● Dataset rows
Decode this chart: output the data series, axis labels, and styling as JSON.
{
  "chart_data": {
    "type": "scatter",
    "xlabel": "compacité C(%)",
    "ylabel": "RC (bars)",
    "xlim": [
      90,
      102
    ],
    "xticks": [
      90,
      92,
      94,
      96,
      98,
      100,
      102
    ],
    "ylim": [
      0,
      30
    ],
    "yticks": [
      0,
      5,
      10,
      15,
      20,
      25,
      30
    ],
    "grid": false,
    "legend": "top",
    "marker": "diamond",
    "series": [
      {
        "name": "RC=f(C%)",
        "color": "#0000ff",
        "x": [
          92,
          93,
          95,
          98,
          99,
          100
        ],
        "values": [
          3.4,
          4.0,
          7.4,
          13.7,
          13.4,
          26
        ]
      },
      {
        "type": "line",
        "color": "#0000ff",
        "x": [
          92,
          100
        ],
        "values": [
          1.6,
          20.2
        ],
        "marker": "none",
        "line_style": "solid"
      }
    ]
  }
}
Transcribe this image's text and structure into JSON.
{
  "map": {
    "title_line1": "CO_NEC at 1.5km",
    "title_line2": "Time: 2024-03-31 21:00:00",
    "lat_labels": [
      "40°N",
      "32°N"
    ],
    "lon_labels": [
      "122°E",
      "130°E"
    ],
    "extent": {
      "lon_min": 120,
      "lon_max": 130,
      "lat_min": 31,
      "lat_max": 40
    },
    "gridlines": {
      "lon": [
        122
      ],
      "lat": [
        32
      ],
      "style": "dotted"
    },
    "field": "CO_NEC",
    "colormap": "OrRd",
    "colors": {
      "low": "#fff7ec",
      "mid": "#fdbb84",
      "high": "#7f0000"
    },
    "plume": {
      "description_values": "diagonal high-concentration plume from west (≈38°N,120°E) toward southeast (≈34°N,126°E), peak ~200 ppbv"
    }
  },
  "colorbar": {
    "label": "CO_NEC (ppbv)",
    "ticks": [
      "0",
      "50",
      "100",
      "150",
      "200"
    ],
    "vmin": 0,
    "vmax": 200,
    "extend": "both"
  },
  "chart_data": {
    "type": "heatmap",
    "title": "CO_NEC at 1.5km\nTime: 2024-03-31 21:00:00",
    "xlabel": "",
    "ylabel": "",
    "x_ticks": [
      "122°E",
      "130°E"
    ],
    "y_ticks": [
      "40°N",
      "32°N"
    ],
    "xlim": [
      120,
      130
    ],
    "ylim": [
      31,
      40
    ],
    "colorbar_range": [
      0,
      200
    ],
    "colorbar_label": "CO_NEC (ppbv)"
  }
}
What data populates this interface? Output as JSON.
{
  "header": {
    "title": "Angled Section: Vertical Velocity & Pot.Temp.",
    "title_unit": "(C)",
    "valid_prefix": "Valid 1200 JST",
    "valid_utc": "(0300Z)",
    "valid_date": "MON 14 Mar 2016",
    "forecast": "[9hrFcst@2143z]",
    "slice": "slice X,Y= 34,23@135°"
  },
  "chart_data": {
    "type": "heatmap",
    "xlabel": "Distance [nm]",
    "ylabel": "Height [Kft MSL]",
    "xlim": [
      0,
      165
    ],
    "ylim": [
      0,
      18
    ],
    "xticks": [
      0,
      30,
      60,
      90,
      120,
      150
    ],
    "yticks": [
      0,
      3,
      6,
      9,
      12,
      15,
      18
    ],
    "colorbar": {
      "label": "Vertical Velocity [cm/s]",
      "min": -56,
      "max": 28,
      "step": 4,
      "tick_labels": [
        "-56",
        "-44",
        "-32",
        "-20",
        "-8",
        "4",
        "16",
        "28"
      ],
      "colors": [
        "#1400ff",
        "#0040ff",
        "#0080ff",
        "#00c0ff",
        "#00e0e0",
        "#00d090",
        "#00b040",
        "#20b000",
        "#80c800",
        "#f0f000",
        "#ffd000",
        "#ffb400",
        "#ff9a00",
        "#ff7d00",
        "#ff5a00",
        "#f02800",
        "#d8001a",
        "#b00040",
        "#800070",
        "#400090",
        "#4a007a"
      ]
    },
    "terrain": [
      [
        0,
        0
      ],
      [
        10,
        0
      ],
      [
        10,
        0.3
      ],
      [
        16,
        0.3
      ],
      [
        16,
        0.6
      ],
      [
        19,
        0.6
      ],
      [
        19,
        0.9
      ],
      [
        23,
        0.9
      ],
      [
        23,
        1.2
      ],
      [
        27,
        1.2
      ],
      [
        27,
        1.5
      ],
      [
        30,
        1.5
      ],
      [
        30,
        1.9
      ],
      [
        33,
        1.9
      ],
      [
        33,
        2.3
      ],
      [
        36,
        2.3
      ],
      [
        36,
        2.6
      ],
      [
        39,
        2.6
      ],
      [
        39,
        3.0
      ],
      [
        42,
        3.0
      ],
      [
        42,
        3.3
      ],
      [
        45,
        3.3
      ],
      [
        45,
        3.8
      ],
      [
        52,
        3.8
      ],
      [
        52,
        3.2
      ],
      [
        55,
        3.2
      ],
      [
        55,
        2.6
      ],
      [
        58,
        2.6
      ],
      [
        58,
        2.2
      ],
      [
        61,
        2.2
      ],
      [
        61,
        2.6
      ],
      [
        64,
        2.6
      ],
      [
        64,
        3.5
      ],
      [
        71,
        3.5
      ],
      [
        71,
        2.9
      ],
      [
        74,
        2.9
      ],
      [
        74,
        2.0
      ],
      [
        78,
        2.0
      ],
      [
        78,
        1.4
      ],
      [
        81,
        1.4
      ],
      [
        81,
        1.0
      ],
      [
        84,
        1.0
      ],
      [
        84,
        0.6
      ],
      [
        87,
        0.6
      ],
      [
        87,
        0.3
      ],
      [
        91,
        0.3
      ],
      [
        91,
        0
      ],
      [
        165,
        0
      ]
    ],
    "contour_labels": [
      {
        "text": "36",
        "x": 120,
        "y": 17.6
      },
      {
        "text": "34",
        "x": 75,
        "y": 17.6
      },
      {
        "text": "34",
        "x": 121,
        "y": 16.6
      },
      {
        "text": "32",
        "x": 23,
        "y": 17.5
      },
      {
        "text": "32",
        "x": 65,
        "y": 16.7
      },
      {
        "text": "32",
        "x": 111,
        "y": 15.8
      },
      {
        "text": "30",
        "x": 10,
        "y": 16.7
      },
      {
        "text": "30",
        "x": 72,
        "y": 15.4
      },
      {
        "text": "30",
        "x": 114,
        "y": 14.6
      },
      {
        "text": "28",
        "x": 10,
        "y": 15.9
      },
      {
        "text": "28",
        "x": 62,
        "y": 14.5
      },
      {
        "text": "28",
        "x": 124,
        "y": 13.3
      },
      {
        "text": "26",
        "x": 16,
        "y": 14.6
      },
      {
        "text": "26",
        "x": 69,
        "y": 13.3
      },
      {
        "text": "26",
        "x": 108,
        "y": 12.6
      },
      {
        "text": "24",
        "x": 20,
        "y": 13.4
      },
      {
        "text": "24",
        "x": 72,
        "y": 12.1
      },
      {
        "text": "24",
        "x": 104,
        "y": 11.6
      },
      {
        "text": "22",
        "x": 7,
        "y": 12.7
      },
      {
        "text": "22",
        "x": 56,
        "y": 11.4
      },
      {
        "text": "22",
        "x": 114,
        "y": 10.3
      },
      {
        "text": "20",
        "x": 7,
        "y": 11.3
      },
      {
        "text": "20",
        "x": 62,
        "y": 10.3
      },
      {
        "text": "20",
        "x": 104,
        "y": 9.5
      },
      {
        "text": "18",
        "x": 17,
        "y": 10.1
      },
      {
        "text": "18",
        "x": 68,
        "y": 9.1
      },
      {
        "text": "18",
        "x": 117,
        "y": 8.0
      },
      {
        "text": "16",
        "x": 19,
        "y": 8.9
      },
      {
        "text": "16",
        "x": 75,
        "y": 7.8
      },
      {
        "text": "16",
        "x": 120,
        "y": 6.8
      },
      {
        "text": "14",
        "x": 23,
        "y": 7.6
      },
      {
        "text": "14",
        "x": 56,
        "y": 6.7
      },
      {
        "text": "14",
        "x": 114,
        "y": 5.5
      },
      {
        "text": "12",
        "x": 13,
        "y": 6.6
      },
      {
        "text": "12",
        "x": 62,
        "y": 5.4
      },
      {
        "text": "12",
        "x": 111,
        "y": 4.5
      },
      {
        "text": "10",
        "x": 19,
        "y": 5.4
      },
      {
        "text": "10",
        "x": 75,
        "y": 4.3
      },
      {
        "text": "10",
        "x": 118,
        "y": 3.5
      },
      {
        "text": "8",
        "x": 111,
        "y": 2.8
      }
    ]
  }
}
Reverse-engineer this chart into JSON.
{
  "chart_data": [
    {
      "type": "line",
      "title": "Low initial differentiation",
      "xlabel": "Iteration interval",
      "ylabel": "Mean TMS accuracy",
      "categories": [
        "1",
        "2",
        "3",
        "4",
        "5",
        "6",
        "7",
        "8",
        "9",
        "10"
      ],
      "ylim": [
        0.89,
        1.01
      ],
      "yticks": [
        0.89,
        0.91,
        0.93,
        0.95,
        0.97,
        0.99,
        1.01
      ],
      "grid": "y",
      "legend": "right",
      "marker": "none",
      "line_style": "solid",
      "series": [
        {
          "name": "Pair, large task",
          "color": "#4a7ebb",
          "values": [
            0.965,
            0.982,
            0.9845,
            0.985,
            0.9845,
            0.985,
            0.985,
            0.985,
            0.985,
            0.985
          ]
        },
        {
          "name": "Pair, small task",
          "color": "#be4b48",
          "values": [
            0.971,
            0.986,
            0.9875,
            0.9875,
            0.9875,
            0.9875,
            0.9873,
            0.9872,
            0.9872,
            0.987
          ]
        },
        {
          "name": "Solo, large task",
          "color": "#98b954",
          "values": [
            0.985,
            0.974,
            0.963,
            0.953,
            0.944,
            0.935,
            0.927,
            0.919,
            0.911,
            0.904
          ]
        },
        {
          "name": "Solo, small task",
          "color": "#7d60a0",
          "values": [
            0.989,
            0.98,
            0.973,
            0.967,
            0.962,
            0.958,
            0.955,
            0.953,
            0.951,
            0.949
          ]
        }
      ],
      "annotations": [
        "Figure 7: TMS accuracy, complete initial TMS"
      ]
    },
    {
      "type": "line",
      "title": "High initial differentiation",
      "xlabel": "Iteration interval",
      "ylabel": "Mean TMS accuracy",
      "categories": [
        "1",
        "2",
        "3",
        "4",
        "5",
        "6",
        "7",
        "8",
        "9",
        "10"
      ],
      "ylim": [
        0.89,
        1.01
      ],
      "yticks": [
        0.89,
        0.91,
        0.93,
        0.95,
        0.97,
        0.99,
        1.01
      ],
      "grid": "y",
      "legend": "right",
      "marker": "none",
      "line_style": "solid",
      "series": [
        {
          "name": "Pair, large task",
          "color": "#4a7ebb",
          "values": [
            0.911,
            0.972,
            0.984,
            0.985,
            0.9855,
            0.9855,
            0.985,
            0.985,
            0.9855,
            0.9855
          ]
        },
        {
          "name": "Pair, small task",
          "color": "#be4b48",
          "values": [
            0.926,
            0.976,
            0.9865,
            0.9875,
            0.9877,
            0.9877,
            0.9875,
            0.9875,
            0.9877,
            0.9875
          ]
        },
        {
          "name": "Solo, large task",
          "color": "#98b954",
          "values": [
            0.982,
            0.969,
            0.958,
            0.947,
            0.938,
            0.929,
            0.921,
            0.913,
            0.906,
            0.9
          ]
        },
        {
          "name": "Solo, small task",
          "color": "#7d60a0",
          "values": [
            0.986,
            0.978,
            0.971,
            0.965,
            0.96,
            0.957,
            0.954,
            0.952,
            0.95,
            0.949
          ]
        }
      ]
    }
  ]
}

● Requirements
Show every line in the records above that contains the word "ylabel".

● Written solution
    "ylabel": "RC (bars)",
    "ylabel": "",
    "ylabel": "Height [Kft MSL]",
      "ylabel": "Mean TMS accuracy",
      "ylabel": "Mean TMS accuracy",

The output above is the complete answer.